Excerpt from a dataset:
--- BEGIN ---
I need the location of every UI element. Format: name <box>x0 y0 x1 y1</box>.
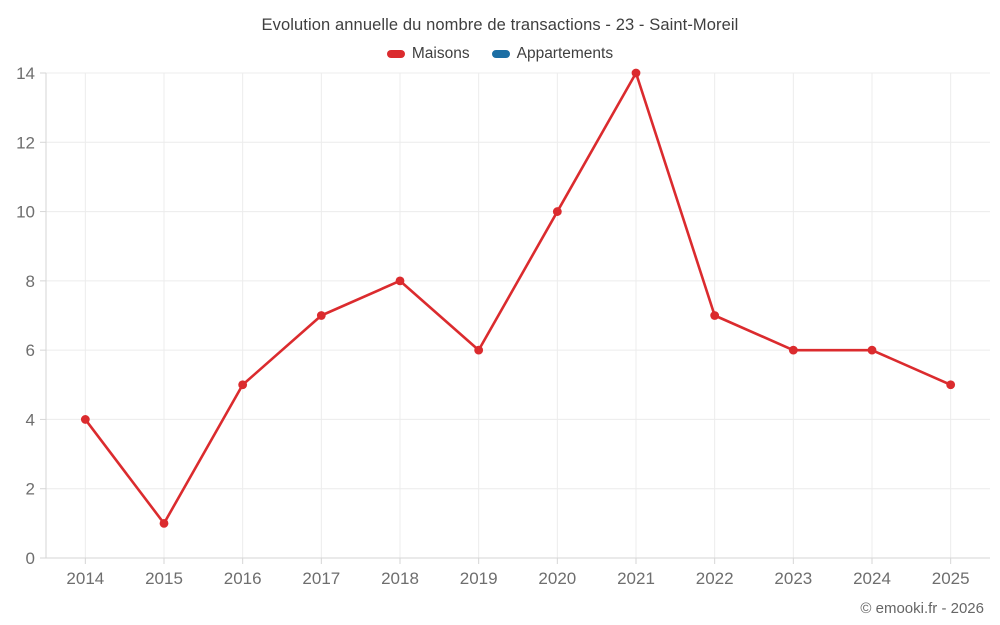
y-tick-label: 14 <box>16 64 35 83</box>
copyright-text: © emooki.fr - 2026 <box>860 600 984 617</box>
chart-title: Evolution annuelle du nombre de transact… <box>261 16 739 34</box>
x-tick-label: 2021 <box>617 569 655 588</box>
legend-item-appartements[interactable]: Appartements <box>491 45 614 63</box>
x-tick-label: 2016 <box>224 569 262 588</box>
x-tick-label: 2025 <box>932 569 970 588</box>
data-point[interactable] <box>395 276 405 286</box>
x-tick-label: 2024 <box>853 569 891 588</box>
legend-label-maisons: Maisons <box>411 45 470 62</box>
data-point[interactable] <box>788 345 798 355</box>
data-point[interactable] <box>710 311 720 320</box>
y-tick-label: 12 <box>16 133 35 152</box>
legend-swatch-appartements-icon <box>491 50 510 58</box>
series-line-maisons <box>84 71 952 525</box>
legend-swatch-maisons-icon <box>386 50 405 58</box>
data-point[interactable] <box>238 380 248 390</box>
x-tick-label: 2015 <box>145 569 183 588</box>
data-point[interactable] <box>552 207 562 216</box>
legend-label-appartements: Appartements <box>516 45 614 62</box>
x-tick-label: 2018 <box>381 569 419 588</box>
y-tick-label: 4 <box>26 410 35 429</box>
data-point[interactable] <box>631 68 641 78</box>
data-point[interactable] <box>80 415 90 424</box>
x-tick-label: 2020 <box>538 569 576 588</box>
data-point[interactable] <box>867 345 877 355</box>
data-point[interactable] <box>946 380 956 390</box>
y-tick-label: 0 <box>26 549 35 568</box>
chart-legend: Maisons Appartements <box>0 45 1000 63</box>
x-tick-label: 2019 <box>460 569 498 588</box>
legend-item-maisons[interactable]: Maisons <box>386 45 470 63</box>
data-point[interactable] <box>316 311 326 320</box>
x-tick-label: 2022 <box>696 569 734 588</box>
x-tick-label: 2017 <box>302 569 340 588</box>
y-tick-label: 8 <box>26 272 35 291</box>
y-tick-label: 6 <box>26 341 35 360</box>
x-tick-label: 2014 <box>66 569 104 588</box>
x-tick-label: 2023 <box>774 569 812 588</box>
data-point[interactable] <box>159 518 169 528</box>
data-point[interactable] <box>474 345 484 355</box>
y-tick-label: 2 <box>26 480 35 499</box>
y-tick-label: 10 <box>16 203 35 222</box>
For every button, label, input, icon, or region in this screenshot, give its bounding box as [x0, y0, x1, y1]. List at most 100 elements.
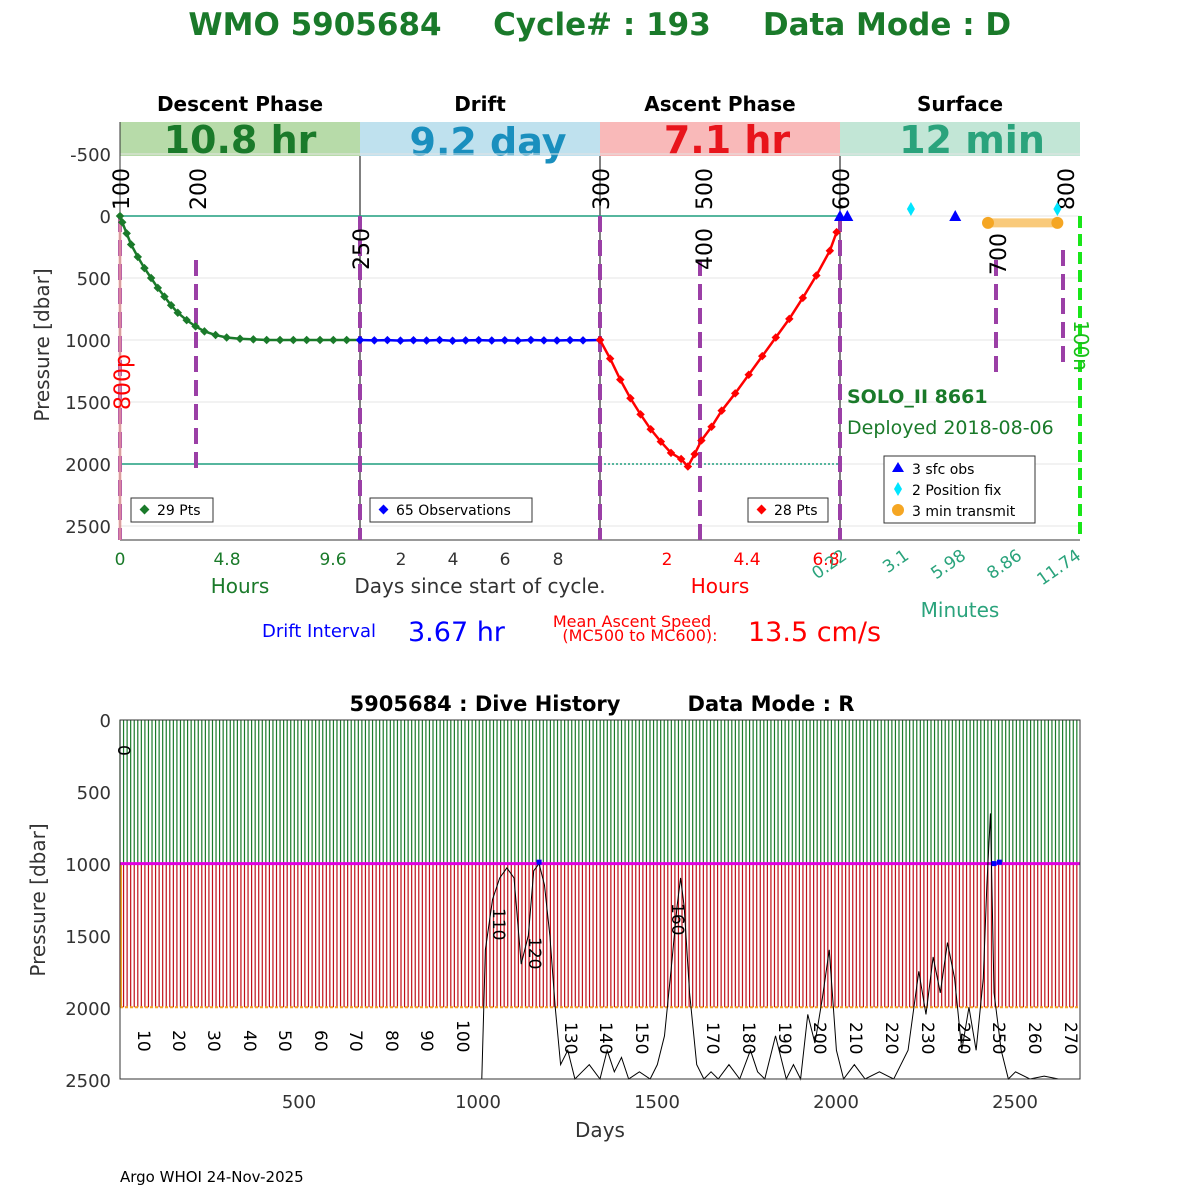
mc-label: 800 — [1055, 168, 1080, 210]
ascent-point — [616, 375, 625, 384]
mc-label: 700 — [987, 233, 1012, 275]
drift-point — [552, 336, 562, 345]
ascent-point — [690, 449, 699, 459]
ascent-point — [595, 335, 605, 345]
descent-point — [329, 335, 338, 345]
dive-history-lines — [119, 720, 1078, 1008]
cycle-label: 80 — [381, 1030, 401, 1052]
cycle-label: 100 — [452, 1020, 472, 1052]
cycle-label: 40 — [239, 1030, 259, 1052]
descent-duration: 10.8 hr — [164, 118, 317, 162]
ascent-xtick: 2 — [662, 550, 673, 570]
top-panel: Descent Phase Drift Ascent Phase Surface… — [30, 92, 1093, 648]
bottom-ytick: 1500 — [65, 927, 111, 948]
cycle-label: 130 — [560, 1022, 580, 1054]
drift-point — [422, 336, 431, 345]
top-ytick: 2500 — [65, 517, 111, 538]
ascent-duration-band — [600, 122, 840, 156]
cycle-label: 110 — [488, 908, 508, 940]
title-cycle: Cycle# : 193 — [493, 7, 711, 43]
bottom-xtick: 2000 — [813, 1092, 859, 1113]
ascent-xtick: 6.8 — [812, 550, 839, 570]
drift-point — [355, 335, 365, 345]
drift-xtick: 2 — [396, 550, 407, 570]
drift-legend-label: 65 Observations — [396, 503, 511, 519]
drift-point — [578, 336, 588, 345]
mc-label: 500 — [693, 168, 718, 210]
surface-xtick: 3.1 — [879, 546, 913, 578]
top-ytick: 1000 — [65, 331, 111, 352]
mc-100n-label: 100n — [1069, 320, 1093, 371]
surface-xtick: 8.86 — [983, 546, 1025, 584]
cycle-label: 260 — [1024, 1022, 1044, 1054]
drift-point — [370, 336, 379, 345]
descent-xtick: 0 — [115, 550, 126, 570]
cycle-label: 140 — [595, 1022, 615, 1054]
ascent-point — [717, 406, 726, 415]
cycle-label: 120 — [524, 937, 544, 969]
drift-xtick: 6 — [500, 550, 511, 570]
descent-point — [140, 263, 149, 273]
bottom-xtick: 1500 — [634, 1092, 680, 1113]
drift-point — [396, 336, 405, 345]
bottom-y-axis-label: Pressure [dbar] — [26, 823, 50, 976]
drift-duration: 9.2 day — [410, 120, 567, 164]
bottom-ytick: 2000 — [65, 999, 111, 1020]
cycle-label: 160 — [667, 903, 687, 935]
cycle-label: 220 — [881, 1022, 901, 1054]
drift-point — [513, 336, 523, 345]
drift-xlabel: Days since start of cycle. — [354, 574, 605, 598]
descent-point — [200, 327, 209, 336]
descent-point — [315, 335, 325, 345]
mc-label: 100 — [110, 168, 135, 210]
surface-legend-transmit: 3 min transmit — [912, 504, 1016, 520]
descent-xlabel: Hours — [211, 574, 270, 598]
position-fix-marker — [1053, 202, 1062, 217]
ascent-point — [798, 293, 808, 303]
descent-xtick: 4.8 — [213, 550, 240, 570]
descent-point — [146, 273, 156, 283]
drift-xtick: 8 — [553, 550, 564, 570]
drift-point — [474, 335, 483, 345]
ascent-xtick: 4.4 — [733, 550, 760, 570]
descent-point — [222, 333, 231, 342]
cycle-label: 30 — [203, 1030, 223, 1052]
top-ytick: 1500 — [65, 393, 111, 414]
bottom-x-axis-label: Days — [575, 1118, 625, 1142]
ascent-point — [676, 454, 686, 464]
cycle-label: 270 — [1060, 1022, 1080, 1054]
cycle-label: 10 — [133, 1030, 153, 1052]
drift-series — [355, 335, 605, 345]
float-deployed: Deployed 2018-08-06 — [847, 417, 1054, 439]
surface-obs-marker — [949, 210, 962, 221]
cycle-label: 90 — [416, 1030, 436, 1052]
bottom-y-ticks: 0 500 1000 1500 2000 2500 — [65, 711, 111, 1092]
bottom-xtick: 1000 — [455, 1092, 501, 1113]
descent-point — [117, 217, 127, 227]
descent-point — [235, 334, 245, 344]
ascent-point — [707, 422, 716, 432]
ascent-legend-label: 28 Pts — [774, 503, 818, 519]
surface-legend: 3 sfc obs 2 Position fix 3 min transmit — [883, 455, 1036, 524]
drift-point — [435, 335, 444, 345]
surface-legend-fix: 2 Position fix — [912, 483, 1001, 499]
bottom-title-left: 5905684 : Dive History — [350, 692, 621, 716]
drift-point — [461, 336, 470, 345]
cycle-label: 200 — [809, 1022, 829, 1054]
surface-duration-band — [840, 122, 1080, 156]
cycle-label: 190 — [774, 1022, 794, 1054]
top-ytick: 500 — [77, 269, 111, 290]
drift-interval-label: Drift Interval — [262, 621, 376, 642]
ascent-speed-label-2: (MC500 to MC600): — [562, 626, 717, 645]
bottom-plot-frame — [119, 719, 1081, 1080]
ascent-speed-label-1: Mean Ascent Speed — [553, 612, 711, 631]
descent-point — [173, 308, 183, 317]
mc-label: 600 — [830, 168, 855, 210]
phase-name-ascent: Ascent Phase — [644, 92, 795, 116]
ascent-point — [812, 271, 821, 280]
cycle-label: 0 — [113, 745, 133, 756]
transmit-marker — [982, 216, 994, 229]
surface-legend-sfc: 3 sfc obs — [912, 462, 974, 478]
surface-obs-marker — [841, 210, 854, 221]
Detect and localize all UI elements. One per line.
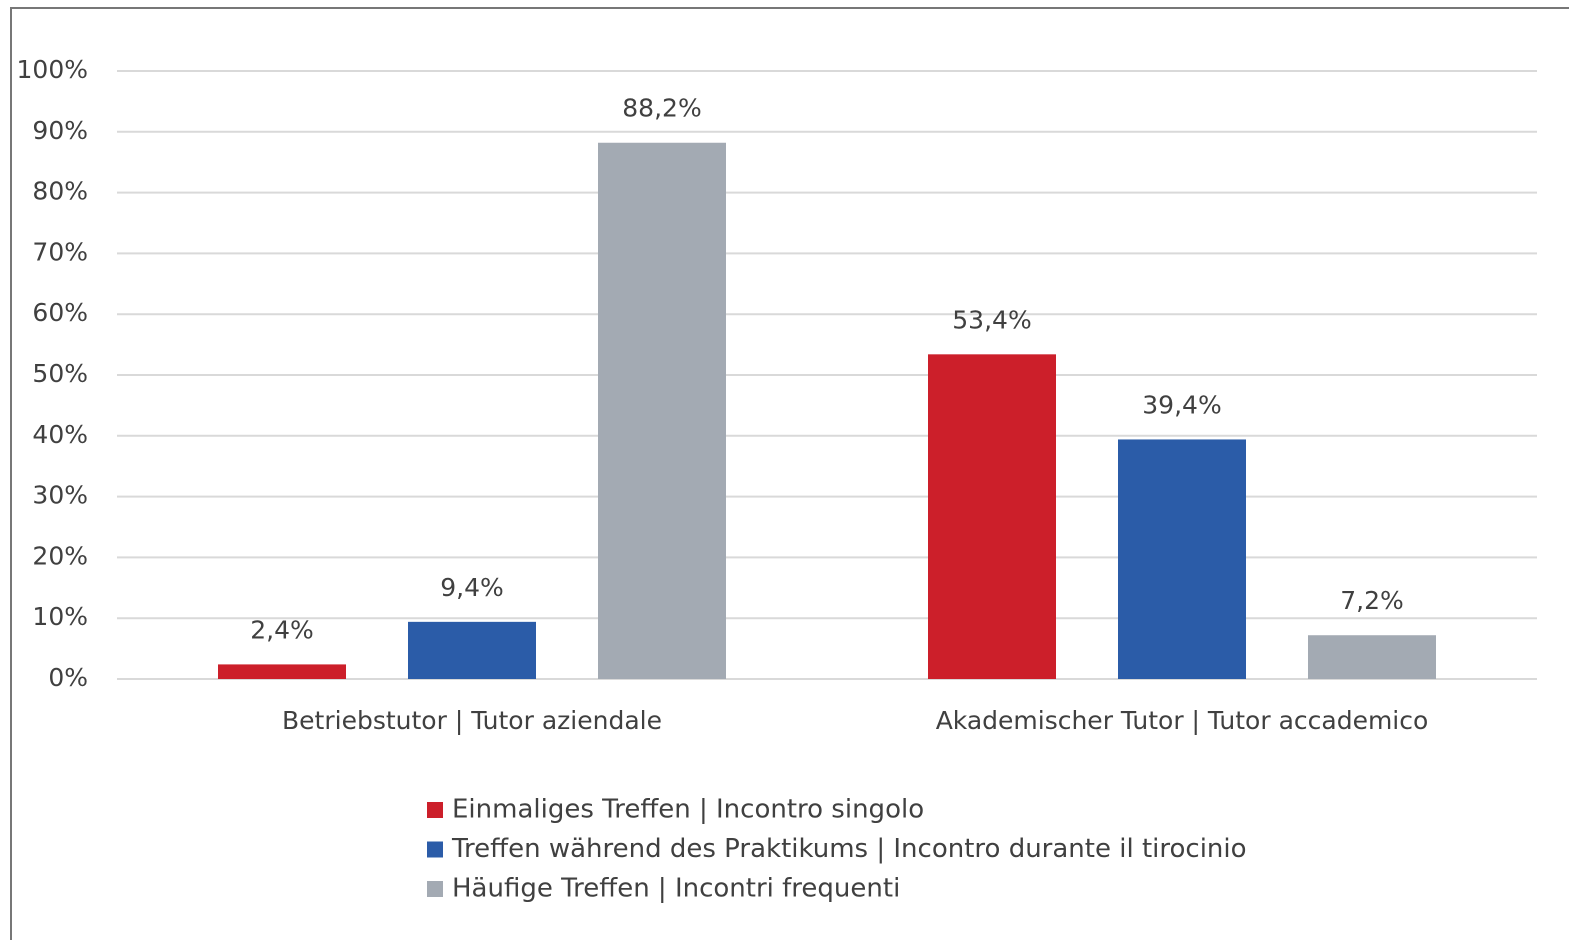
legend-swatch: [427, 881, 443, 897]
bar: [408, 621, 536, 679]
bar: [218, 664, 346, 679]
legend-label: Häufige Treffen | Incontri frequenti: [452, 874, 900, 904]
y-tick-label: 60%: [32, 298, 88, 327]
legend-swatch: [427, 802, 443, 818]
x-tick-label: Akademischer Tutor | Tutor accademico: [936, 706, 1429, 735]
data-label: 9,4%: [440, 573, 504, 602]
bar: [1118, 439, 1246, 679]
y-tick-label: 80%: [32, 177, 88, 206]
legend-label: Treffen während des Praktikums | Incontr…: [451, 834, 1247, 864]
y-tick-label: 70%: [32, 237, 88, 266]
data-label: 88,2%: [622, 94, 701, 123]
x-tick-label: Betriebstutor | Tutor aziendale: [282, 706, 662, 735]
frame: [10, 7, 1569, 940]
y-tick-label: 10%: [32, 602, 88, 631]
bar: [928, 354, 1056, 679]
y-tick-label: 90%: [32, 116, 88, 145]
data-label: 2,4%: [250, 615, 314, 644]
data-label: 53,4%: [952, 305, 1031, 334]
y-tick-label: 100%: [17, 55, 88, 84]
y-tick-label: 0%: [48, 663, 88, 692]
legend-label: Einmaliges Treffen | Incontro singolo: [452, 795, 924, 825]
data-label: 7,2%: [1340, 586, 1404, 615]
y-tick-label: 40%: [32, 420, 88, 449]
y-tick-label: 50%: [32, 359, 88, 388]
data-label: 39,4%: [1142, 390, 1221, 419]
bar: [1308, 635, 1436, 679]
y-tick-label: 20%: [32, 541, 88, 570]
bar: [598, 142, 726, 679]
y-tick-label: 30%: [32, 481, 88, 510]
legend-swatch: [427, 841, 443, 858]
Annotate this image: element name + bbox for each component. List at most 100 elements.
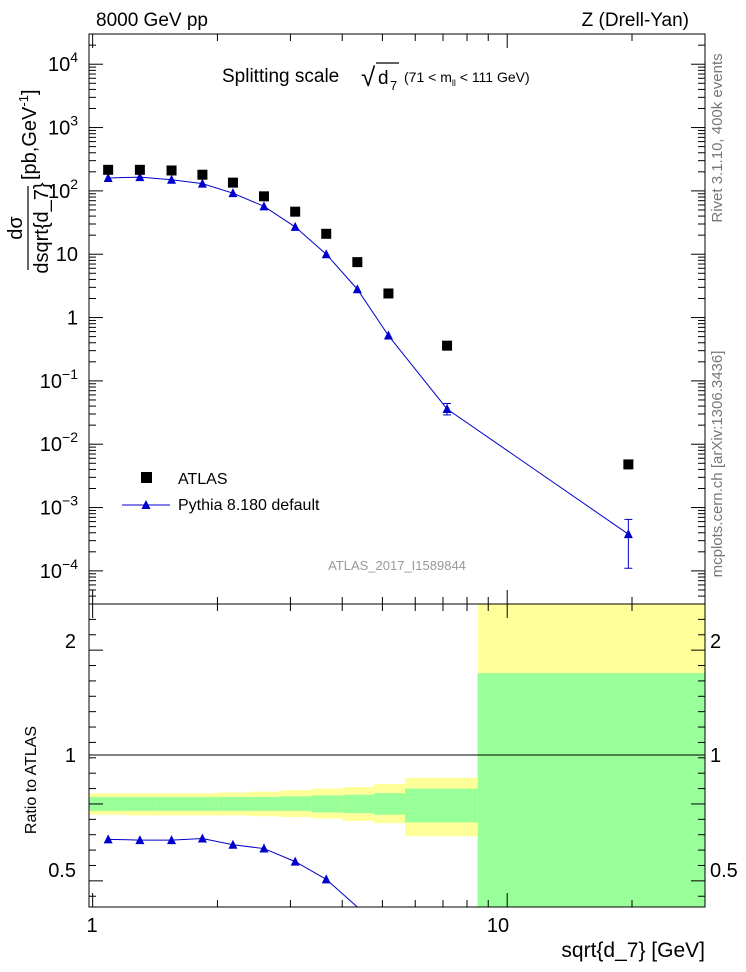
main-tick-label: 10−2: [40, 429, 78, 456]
--- END ---
WORK TO DO —
Repeat the lines of the records above verbatim, starting with the line containing "legend-swatch: [427, 881, 443, 897]" and ending with the line containing "Annotate this image: element", both included.

RESULT FOR THIS TASK —
legend-swatch: [427, 881, 443, 897]
bar: [408, 621, 536, 679]
bar: [218, 664, 346, 679]
legend-label: Häufige Treffen | Incontri frequenti: [452, 874, 900, 904]
y-tick-label: 60%: [32, 298, 88, 327]
legend-swatch: [427, 802, 443, 818]
x-tick-label: Akademischer Tutor | Tutor accademico: [936, 706, 1429, 735]
data-label: 9,4%: [440, 573, 504, 602]
bar: [1118, 439, 1246, 679]
y-tick-label: 80%: [32, 177, 88, 206]
legend-label: Treffen während des Praktikums | Incontr…: [451, 834, 1247, 864]
y-tick-label: 70%: [32, 237, 88, 266]
data-label: 88,2%: [622, 94, 701, 123]
x-tick-label: Betriebstutor | Tutor aziendale: [282, 706, 662, 735]
frame: [10, 7, 1569, 940]
y-tick-label: 10%: [32, 602, 88, 631]
bar: [928, 354, 1056, 679]
y-tick-label: 90%: [32, 116, 88, 145]
data-label: 2,4%: [250, 615, 314, 644]
data-label: 53,4%: [952, 305, 1031, 334]
y-tick-label: 100%: [17, 55, 88, 84]
y-tick-label: 0%: [48, 663, 88, 692]
legend-label: Einmaliges Treffen | Incontro singolo: [452, 795, 924, 825]
data-label: 7,2%: [1340, 586, 1404, 615]
y-tick-label: 40%: [32, 420, 88, 449]
y-tick-label: 50%: [32, 359, 88, 388]
data-label: 39,4%: [1142, 390, 1221, 419]
bar: [1308, 635, 1436, 679]
y-tick-label: 20%: [32, 541, 88, 570]
bar: [598, 142, 726, 679]
y-tick-label: 30%: [32, 481, 88, 510]
legend-swatch: [427, 841, 443, 858]
Annotate this image: element name + bbox for each component. List at most 100 elements.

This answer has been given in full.